The records start

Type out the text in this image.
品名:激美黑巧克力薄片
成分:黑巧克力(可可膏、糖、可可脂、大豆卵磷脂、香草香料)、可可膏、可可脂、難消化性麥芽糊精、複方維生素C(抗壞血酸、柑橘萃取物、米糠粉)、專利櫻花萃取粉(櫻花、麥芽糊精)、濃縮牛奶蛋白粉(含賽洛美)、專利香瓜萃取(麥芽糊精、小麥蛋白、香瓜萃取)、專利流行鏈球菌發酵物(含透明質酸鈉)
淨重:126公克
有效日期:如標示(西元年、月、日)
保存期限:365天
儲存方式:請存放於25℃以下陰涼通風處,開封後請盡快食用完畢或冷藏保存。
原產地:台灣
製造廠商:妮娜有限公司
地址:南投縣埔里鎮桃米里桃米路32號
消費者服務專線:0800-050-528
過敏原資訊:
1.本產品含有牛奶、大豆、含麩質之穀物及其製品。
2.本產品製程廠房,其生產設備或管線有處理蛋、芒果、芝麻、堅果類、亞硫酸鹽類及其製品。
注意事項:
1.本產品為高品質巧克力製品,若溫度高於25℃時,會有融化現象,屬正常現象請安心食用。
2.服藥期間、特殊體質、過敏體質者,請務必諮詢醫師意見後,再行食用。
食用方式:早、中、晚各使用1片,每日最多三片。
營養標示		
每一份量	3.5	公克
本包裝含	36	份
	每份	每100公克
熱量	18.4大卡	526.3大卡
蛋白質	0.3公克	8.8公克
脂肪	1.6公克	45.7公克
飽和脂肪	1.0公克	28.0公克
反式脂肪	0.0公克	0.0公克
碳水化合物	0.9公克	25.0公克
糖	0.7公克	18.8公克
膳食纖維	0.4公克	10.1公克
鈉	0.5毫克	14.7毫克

The records end

=== Given exercise ===
Give the records above again, word for word.

=== Complete output ===
Type out the text in this image.
品名:激美黑巧克力薄片
成分:黑巧克力(可可膏、糖、可可脂、大豆卵磷脂、香草香料)、可可膏、可可脂、難消化性麥芽糊精、複方維生素C(抗壞血酸、柑橘萃取物、米糠粉)、專利櫻花萃取粉(櫻花、麥芽糊精)、濃縮牛奶蛋白粉(含賽洛美)、專利香瓜萃取(麥芽糊精、小麥蛋白、香瓜萃取)、專利流行鏈球菌發酵物(含透明質酸鈉)
淨重:126公克
有效日期:如標示(西元年、月、日)
保存期限:365天
儲存方式:請存放於25℃以下陰涼通風處,開封後請盡快食用完畢或冷藏保存。
原產地:台灣
製造廠商:妮娜有限公司
地址:南投縣埔里鎮桃米里桃米路32號
消費者服務專線:0800-050-528
過敏原資訊:
1.本產品含有牛奶、大豆、含麩質之穀物及其製品。
2.本產品製程廠房,其生產設備或管線有處理蛋、芒果、芝麻、堅果類、亞硫酸鹽類及其製品。
注意事項:
1.本產品為高品質巧克力製品,若溫度高於25℃時,會有融化現象,屬正常現象請安心食用。
2.服藥期間、特殊體質、過敏體質者,請務必諮詢醫師意見後,再行食用。
食用方式:早、中、晚各使用1片,每日最多三片。
營養標示		
每一份量	3.5	公克
本包裝含	36	份
	每份	每100公克
熱量	18.4大卡	526.3大卡
蛋白質	0.3公克	8.8公克
脂肪	1.6公克	45.7公克
飽和脂肪	1.0公克	28.0公克
反式脂肪	0.0公克	0.0公克
碳水化合物	0.9公克	25.0公克
糖	0.7公克	18.8公克
膳食纖維	0.4公克	10.1公克
鈉	0.5毫克	14.7毫克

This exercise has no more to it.